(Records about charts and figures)
## Begin

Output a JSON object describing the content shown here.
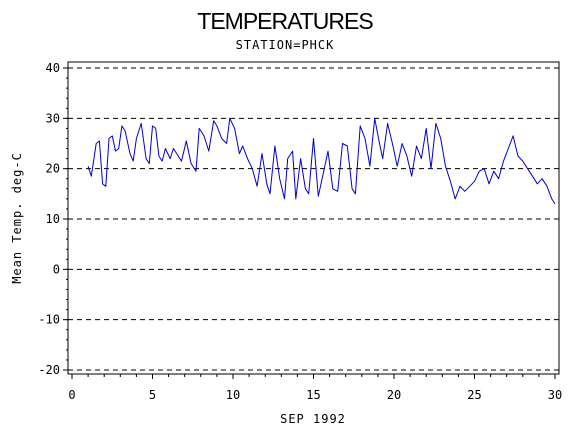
{
  "chart_data": {
    "type": "line",
    "title": "TEMPERATURES",
    "subtitle": "STATION=PHCK",
    "xlabel": "SEP 1992",
    "ylabel": "Mean Temp. deg-C",
    "xlim": [
      0,
      30
    ],
    "ylim": [
      -20,
      40
    ],
    "xticks": [
      "0",
      "5",
      "10",
      "15",
      "20",
      "25",
      "30"
    ],
    "yticks": [
      "40",
      "30",
      "20",
      "10",
      "0",
      "-10",
      "-20"
    ],
    "grid": "dashed horizontal at major y ticks",
    "line_color": "#0000cc",
    "series": [
      {
        "x": [
          1.0,
          1.2,
          1.5,
          1.7,
          1.9,
          2.1,
          2.3,
          2.5,
          2.7,
          2.9,
          3.1,
          3.3,
          3.6,
          3.8,
          4.0,
          4.3,
          4.6,
          4.8,
          5.0,
          5.2,
          5.4,
          5.6,
          5.8,
          6.1,
          6.3,
          6.6,
          6.8,
          7.1,
          7.4,
          7.7,
          7.9,
          8.2,
          8.5,
          8.8,
          9.0,
          9.3,
          9.6,
          9.8,
          10.1,
          10.4,
          10.6,
          10.9,
          11.2,
          11.5,
          11.8,
          12.1,
          12.3,
          12.6,
          12.9,
          13.2,
          13.4,
          13.7,
          13.9,
          14.2,
          14.5,
          14.7,
          15.0,
          15.3,
          15.6,
          15.9,
          16.2,
          16.5,
          16.8,
          17.1,
          17.4,
          17.6,
          17.9,
          18.2,
          18.5,
          18.8,
          19.1,
          19.3,
          19.6,
          19.9,
          20.2,
          20.5,
          20.8,
          21.1,
          21.4,
          21.7,
          22.0,
          22.3,
          22.6,
          22.9,
          23.2,
          23.5,
          23.8,
          24.1,
          24.4,
          24.7,
          25.0,
          25.3,
          25.6,
          25.9,
          26.2,
          26.5,
          26.8,
          27.1,
          27.4,
          27.7,
          28.0,
          28.3,
          28.6,
          28.9,
          29.2,
          29.5,
          29.8,
          30.0
        ],
        "values": [
          20.5,
          18.5,
          25.0,
          25.5,
          17.0,
          16.5,
          26.0,
          26.5,
          23.5,
          24.0,
          28.5,
          27.5,
          23.0,
          21.5,
          26.0,
          29.0,
          22.0,
          21.0,
          28.5,
          28.0,
          22.5,
          21.5,
          24.0,
          22.0,
          24.0,
          22.5,
          21.5,
          25.5,
          21.0,
          19.5,
          28.0,
          26.5,
          23.5,
          29.5,
          28.5,
          26.0,
          25.0,
          30.0,
          28.0,
          23.0,
          24.5,
          22.0,
          20.0,
          16.5,
          23.0,
          17.0,
          15.0,
          24.5,
          18.0,
          14.0,
          22.0,
          23.5,
          14.0,
          22.0,
          16.0,
          15.0,
          26.0,
          14.5,
          19.0,
          23.5,
          16.0,
          15.5,
          25.0,
          24.5,
          16.0,
          15.0,
          28.5,
          26.0,
          20.5,
          30.0,
          25.0,
          22.0,
          29.0,
          25.0,
          20.5,
          25.0,
          22.5,
          18.5,
          24.5,
          22.0,
          28.0,
          20.0,
          29.0,
          26.0,
          20.5,
          17.5,
          14.0,
          16.5,
          15.5,
          16.5,
          17.5,
          19.5,
          20.0,
          17.0,
          19.5,
          18.0,
          21.5,
          24.0,
          26.5,
          22.5,
          21.5,
          20.0,
          18.5,
          17.0,
          18.0,
          16.5,
          14.0,
          13.0
        ]
      }
    ]
  }
}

## End

### Task directions
Reproduce every entry word for word, but skip any pictures.

### The answer
Output a JSON object describing the content shown here.
{
  "chart_data": {
    "type": "line",
    "title": "TEMPERATURES",
    "subtitle": "STATION=PHCK",
    "xlabel": "SEP 1992",
    "ylabel": "Mean Temp. deg-C",
    "xlim": [
      0,
      30
    ],
    "ylim": [
      -20,
      40
    ],
    "xticks": [
      "0",
      "5",
      "10",
      "15",
      "20",
      "25",
      "30"
    ],
    "yticks": [
      "40",
      "30",
      "20",
      "10",
      "0",
      "-10",
      "-20"
    ],
    "grid": "dashed horizontal at major y ticks",
    "line_color": "#0000cc",
    "series": [
      {
        "x": [
          1.0,
          1.2,
          1.5,
          1.7,
          1.9,
          2.1,
          2.3,
          2.5,
          2.7,
          2.9,
          3.1,
          3.3,
          3.6,
          3.8,
          4.0,
          4.3,
          4.6,
          4.8,
          5.0,
          5.2,
          5.4,
          5.6,
          5.8,
          6.1,
          6.3,
          6.6,
          6.8,
          7.1,
          7.4,
          7.7,
          7.9,
          8.2,
          8.5,
          8.8,
          9.0,
          9.3,
          9.6,
          9.8,
          10.1,
          10.4,
          10.6,
          10.9,
          11.2,
          11.5,
          11.8,
          12.1,
          12.3,
          12.6,
          12.9,
          13.2,
          13.4,
          13.7,
          13.9,
          14.2,
          14.5,
          14.7,
          15.0,
          15.3,
          15.6,
          15.9,
          16.2,
          16.5,
          16.8,
          17.1,
          17.4,
          17.6,
          17.9,
          18.2,
          18.5,
          18.8,
          19.1,
          19.3,
          19.6,
          19.9,
          20.2,
          20.5,
          20.8,
          21.1,
          21.4,
          21.7,
          22.0,
          22.3,
          22.6,
          22.9,
          23.2,
          23.5,
          23.8,
          24.1,
          24.4,
          24.7,
          25.0,
          25.3,
          25.6,
          25.9,
          26.2,
          26.5,
          26.8,
          27.1,
          27.4,
          27.7,
          28.0,
          28.3,
          28.6,
          28.9,
          29.2,
          29.5,
          29.8,
          30.0
        ],
        "values": [
          20.5,
          18.5,
          25.0,
          25.5,
          17.0,
          16.5,
          26.0,
          26.5,
          23.5,
          24.0,
          28.5,
          27.5,
          23.0,
          21.5,
          26.0,
          29.0,
          22.0,
          21.0,
          28.5,
          28.0,
          22.5,
          21.5,
          24.0,
          22.0,
          24.0,
          22.5,
          21.5,
          25.5,
          21.0,
          19.5,
          28.0,
          26.5,
          23.5,
          29.5,
          28.5,
          26.0,
          25.0,
          30.0,
          28.0,
          23.0,
          24.5,
          22.0,
          20.0,
          16.5,
          23.0,
          17.0,
          15.0,
          24.5,
          18.0,
          14.0,
          22.0,
          23.5,
          14.0,
          22.0,
          16.0,
          15.0,
          26.0,
          14.5,
          19.0,
          23.5,
          16.0,
          15.5,
          25.0,
          24.5,
          16.0,
          15.0,
          28.5,
          26.0,
          20.5,
          30.0,
          25.0,
          22.0,
          29.0,
          25.0,
          20.5,
          25.0,
          22.5,
          18.5,
          24.5,
          22.0,
          28.0,
          20.0,
          29.0,
          26.0,
          20.5,
          17.5,
          14.0,
          16.5,
          15.5,
          16.5,
          17.5,
          19.5,
          20.0,
          17.0,
          19.5,
          18.0,
          21.5,
          24.0,
          26.5,
          22.5,
          21.5,
          20.0,
          18.5,
          17.0,
          18.0,
          16.5,
          14.0,
          13.0
        ]
      }
    ]
  }
}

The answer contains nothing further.